• **Exercise goal**: Print all of the lines exactly. Any picture among them stays out.

## Begin Record list

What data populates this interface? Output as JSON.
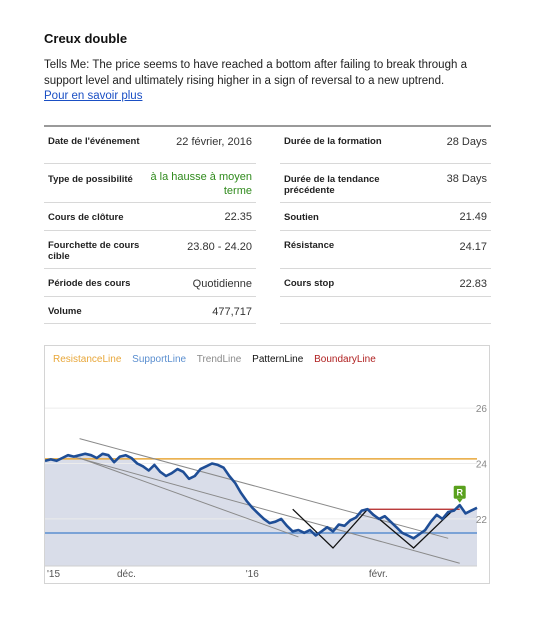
{
  "header": {
    "title": "Creux double",
    "description": "Tells Me: The price seems to have reached a bottom after failing to break through a support level and ultimately rising higher in a sign of reversal to a new uptrend.",
    "link": "Pour en savoir plus"
  },
  "details": {
    "left": [
      {
        "label": "Date de l'événement",
        "value": "22 février, 2016"
      },
      {
        "label": "Type de possibilité",
        "value": "à la hausse à moyen terme"
      },
      {
        "label": "Cours de clôture",
        "value": "22.35"
      },
      {
        "label": "Fourchette de cours cible",
        "value": "23.80 - 24.20"
      },
      {
        "label": "Période des cours",
        "value": "Quotidienne"
      },
      {
        "label": "Volume",
        "value": "477,717"
      }
    ],
    "right": [
      {
        "label": "Durée de la formation",
        "value": "28 Days"
      },
      {
        "label": "Durée de la tendance précédente",
        "value": "38 Days"
      },
      {
        "label": "Soutien",
        "value": "21.49"
      },
      {
        "label": "Résistance",
        "value": "24.17"
      },
      {
        "label": "Cours stop",
        "value": "22.83"
      }
    ]
  },
  "colors": {
    "green_value": "#2f8a1c",
    "resistance": "#e8a73a",
    "support": "#5b8fd0",
    "trend": "#8a8a8a",
    "pattern": "#111111",
    "boundary": "#b02020",
    "price": "#1f4e96",
    "area": "#d9dde9",
    "marker": "#5aa11e"
  },
  "chart_data": {
    "type": "line",
    "legend": [
      "ResistanceLine",
      "SupportLine",
      "TrendLine",
      "PatternLine",
      "BoundaryLine"
    ],
    "x_tick_labels": [
      "'15",
      "déc.",
      "'16",
      "févr."
    ],
    "y_tick_labels": [
      "26",
      "24",
      "22"
    ],
    "ylim": [
      20.3,
      26.8
    ],
    "resistance_level": 24.17,
    "support_level": 21.49,
    "marker_label": "R",
    "price_series": [
      24.1,
      24.15,
      24.1,
      24.2,
      24.3,
      24.25,
      24.3,
      24.35,
      24.3,
      24.2,
      24.35,
      24.3,
      24.05,
      24.25,
      24.3,
      24.2,
      24.0,
      23.9,
      23.75,
      23.95,
      23.7,
      23.55,
      23.65,
      23.8,
      23.7,
      23.45,
      23.55,
      23.8,
      23.9,
      24.0,
      23.95,
      23.85,
      23.55,
      23.3,
      22.95,
      22.65,
      22.4,
      22.2,
      22.0,
      21.85,
      21.9,
      22.0,
      21.75,
      21.55,
      21.6,
      21.5,
      21.6,
      21.4,
      21.55,
      21.7,
      21.55,
      21.8,
      21.75,
      21.95,
      22.05,
      22.3,
      22.35,
      22.15,
      22.0,
      22.1,
      21.9,
      21.7,
      21.5,
      21.4,
      21.3,
      21.45,
      21.6,
      21.9,
      22.15,
      22.0,
      22.25,
      22.3,
      22.5,
      22.2,
      22.3,
      22.4
    ]
  }
}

## End Record list

• **Solution**:
What data populates this interface? Output as JSON.
{
  "header": {
    "title": "Creux double",
    "description": "Tells Me: The price seems to have reached a bottom after failing to break through a support level and ultimately rising higher in a sign of reversal to a new uptrend.",
    "link": "Pour en savoir plus"
  },
  "details": {
    "left": [
      {
        "label": "Date de l'événement",
        "value": "22 février, 2016"
      },
      {
        "label": "Type de possibilité",
        "value": "à la hausse à moyen terme"
      },
      {
        "label": "Cours de clôture",
        "value": "22.35"
      },
      {
        "label": "Fourchette de cours cible",
        "value": "23.80 - 24.20"
      },
      {
        "label": "Période des cours",
        "value": "Quotidienne"
      },
      {
        "label": "Volume",
        "value": "477,717"
      }
    ],
    "right": [
      {
        "label": "Durée de la formation",
        "value": "28 Days"
      },
      {
        "label": "Durée de la tendance précédente",
        "value": "38 Days"
      },
      {
        "label": "Soutien",
        "value": "21.49"
      },
      {
        "label": "Résistance",
        "value": "24.17"
      },
      {
        "label": "Cours stop",
        "value": "22.83"
      }
    ]
  },
  "colors": {
    "green_value": "#2f8a1c",
    "resistance": "#e8a73a",
    "support": "#5b8fd0",
    "trend": "#8a8a8a",
    "pattern": "#111111",
    "boundary": "#b02020",
    "price": "#1f4e96",
    "area": "#d9dde9",
    "marker": "#5aa11e"
  },
  "chart_data": {
    "type": "line",
    "legend": [
      "ResistanceLine",
      "SupportLine",
      "TrendLine",
      "PatternLine",
      "BoundaryLine"
    ],
    "x_tick_labels": [
      "'15",
      "déc.",
      "'16",
      "févr."
    ],
    "y_tick_labels": [
      "26",
      "24",
      "22"
    ],
    "ylim": [
      20.3,
      26.8
    ],
    "resistance_level": 24.17,
    "support_level": 21.49,
    "marker_label": "R",
    "price_series": [
      24.1,
      24.15,
      24.1,
      24.2,
      24.3,
      24.25,
      24.3,
      24.35,
      24.3,
      24.2,
      24.35,
      24.3,
      24.05,
      24.25,
      24.3,
      24.2,
      24.0,
      23.9,
      23.75,
      23.95,
      23.7,
      23.55,
      23.65,
      23.8,
      23.7,
      23.45,
      23.55,
      23.8,
      23.9,
      24.0,
      23.95,
      23.85,
      23.55,
      23.3,
      22.95,
      22.65,
      22.4,
      22.2,
      22.0,
      21.85,
      21.9,
      22.0,
      21.75,
      21.55,
      21.6,
      21.5,
      21.6,
      21.4,
      21.55,
      21.7,
      21.55,
      21.8,
      21.75,
      21.95,
      22.05,
      22.3,
      22.35,
      22.15,
      22.0,
      22.1,
      21.9,
      21.7,
      21.5,
      21.4,
      21.3,
      21.45,
      21.6,
      21.9,
      22.15,
      22.0,
      22.25,
      22.3,
      22.5,
      22.2,
      22.3,
      22.4
    ]
  }
}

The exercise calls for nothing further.